#### Problem statement
Repeat the listing in full. Nothing may be added or left out.

Data items
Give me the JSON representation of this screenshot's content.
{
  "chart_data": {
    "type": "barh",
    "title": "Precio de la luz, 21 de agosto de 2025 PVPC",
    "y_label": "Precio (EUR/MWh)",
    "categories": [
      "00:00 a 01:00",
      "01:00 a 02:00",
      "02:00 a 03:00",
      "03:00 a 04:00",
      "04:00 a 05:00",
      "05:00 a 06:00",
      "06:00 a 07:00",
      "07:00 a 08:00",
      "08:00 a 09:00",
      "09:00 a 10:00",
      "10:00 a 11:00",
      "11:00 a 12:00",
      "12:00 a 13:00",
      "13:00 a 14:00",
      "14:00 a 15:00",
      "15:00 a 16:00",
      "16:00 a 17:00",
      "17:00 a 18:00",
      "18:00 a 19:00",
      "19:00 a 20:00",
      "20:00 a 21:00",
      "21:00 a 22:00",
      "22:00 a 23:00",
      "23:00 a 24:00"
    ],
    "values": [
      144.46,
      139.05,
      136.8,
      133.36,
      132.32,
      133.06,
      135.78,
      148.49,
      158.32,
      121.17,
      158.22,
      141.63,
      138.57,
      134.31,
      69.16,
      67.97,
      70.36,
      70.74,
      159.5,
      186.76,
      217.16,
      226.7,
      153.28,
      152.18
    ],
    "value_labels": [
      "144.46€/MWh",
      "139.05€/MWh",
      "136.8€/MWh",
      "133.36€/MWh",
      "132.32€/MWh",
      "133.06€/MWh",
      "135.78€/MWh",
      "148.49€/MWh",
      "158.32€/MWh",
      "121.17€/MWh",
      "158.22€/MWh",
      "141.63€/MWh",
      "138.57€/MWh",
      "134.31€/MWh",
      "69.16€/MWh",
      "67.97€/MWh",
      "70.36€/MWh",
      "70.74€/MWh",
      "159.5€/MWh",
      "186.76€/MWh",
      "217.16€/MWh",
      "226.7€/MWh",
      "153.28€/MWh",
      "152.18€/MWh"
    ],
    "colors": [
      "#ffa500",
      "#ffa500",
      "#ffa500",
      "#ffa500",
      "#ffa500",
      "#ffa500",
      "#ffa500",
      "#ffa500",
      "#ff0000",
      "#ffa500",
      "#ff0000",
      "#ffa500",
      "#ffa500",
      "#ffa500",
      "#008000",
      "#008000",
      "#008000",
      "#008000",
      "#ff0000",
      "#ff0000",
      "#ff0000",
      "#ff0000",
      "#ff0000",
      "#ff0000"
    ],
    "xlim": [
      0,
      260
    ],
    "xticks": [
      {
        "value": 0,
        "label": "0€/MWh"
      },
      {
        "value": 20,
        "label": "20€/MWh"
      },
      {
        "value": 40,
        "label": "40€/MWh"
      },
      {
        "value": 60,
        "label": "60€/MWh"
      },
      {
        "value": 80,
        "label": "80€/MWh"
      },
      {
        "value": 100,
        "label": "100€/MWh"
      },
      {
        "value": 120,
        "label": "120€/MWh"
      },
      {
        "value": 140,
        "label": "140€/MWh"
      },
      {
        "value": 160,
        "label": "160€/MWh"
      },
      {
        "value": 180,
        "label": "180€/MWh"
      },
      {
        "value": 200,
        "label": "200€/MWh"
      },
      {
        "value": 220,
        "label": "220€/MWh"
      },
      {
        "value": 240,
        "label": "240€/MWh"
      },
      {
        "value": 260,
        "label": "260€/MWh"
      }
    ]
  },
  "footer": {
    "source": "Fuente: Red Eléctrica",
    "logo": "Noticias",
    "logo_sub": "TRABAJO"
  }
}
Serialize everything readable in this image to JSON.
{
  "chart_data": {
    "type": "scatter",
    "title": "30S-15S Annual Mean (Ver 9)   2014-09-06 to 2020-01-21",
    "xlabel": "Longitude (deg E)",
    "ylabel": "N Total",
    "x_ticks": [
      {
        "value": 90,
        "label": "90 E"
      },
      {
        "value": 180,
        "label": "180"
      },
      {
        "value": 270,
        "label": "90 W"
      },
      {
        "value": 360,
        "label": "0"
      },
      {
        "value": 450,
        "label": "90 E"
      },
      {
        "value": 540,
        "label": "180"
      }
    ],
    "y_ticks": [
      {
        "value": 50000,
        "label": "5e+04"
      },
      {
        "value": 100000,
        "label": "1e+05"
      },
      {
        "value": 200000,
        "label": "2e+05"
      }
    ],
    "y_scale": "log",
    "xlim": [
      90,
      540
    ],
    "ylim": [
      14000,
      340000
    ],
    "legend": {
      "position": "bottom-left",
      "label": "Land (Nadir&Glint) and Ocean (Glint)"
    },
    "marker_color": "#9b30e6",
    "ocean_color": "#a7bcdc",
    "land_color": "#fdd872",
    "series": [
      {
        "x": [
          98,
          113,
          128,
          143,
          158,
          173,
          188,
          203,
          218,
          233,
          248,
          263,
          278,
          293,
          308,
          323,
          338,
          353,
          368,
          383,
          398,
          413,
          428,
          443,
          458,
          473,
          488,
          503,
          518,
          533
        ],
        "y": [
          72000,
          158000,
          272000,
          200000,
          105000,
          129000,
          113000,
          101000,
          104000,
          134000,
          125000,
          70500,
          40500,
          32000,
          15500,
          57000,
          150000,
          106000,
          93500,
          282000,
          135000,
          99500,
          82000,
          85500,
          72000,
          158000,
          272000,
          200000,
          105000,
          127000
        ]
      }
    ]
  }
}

#### Completed task
Give me the JSON representation of this screenshot's content.
{
  "chart_data": {
    "type": "barh",
    "title": "Precio de la luz, 21 de agosto de 2025 PVPC",
    "y_label": "Precio (EUR/MWh)",
    "categories": [
      "00:00 a 01:00",
      "01:00 a 02:00",
      "02:00 a 03:00",
      "03:00 a 04:00",
      "04:00 a 05:00",
      "05:00 a 06:00",
      "06:00 a 07:00",
      "07:00 a 08:00",
      "08:00 a 09:00",
      "09:00 a 10:00",
      "10:00 a 11:00",
      "11:00 a 12:00",
      "12:00 a 13:00",
      "13:00 a 14:00",
      "14:00 a 15:00",
      "15:00 a 16:00",
      "16:00 a 17:00",
      "17:00 a 18:00",
      "18:00 a 19:00",
      "19:00 a 20:00",
      "20:00 a 21:00",
      "21:00 a 22:00",
      "22:00 a 23:00",
      "23:00 a 24:00"
    ],
    "values": [
      144.46,
      139.05,
      136.8,
      133.36,
      132.32,
      133.06,
      135.78,
      148.49,
      158.32,
      121.17,
      158.22,
      141.63,
      138.57,
      134.31,
      69.16,
      67.97,
      70.36,
      70.74,
      159.5,
      186.76,
      217.16,
      226.7,
      153.28,
      152.18
    ],
    "value_labels": [
      "144.46€/MWh",
      "139.05€/MWh",
      "136.8€/MWh",
      "133.36€/MWh",
      "132.32€/MWh",
      "133.06€/MWh",
      "135.78€/MWh",
      "148.49€/MWh",
      "158.32€/MWh",
      "121.17€/MWh",
      "158.22€/MWh",
      "141.63€/MWh",
      "138.57€/MWh",
      "134.31€/MWh",
      "69.16€/MWh",
      "67.97€/MWh",
      "70.36€/MWh",
      "70.74€/MWh",
      "159.5€/MWh",
      "186.76€/MWh",
      "217.16€/MWh",
      "226.7€/MWh",
      "153.28€/MWh",
      "152.18€/MWh"
    ],
    "colors": [
      "#ffa500",
      "#ffa500",
      "#ffa500",
      "#ffa500",
      "#ffa500",
      "#ffa500",
      "#ffa500",
      "#ffa500",
      "#ff0000",
      "#ffa500",
      "#ff0000",
      "#ffa500",
      "#ffa500",
      "#ffa500",
      "#008000",
      "#008000",
      "#008000",
      "#008000",
      "#ff0000",
      "#ff0000",
      "#ff0000",
      "#ff0000",
      "#ff0000",
      "#ff0000"
    ],
    "xlim": [
      0,
      260
    ],
    "xticks": [
      {
        "value": 0,
        "label": "0€/MWh"
      },
      {
        "value": 20,
        "label": "20€/MWh"
      },
      {
        "value": 40,
        "label": "40€/MWh"
      },
      {
        "value": 60,
        "label": "60€/MWh"
      },
      {
        "value": 80,
        "label": "80€/MWh"
      },
      {
        "value": 100,
        "label": "100€/MWh"
      },
      {
        "value": 120,
        "label": "120€/MWh"
      },
      {
        "value": 140,
        "label": "140€/MWh"
      },
      {
        "value": 160,
        "label": "160€/MWh"
      },
      {
        "value": 180,
        "label": "180€/MWh"
      },
      {
        "value": 200,
        "label": "200€/MWh"
      },
      {
        "value": 220,
        "label": "220€/MWh"
      },
      {
        "value": 240,
        "label": "240€/MWh"
      },
      {
        "value": 260,
        "label": "260€/MWh"
      }
    ]
  },
  "footer": {
    "source": "Fuente: Red Eléctrica",
    "logo": "Noticias",
    "logo_sub": "TRABAJO"
  }
}
Serialize everything readable in this image to JSON.
{
  "chart_data": {
    "type": "scatter",
    "title": "30S-15S Annual Mean (Ver 9)   2014-09-06 to 2020-01-21",
    "xlabel": "Longitude (deg E)",
    "ylabel": "N Total",
    "x_ticks": [
      {
        "value": 90,
        "label": "90 E"
      },
      {
        "value": 180,
        "label": "180"
      },
      {
        "value": 270,
        "label": "90 W"
      },
      {
        "value": 360,
        "label": "0"
      },
      {
        "value": 450,
        "label": "90 E"
      },
      {
        "value": 540,
        "label": "180"
      }
    ],
    "y_ticks": [
      {
        "value": 50000,
        "label": "5e+04"
      },
      {
        "value": 100000,
        "label": "1e+05"
      },
      {
        "value": 200000,
        "label": "2e+05"
      }
    ],
    "y_scale": "log",
    "xlim": [
      90,
      540
    ],
    "ylim": [
      14000,
      340000
    ],
    "legend": {
      "position": "bottom-left",
      "label": "Land (Nadir&Glint) and Ocean (Glint)"
    },
    "marker_color": "#9b30e6",
    "ocean_color": "#a7bcdc",
    "land_color": "#fdd872",
    "series": [
      {
        "x": [
          98,
          113,
          128,
          143,
          158,
          173,
          188,
          203,
          218,
          233,
          248,
          263,
          278,
          293,
          308,
          323,
          338,
          353,
          368,
          383,
          398,
          413,
          428,
          443,
          458,
          473,
          488,
          503,
          518,
          533
        ],
        "y": [
          72000,
          158000,
          272000,
          200000,
          105000,
          129000,
          113000,
          101000,
          104000,
          134000,
          125000,
          70500,
          40500,
          32000,
          15500,
          57000,
          150000,
          106000,
          93500,
          282000,
          135000,
          99500,
          82000,
          85500,
          72000,
          158000,
          272000,
          200000,
          105000,
          127000
        ]
      }
    ]
  }
}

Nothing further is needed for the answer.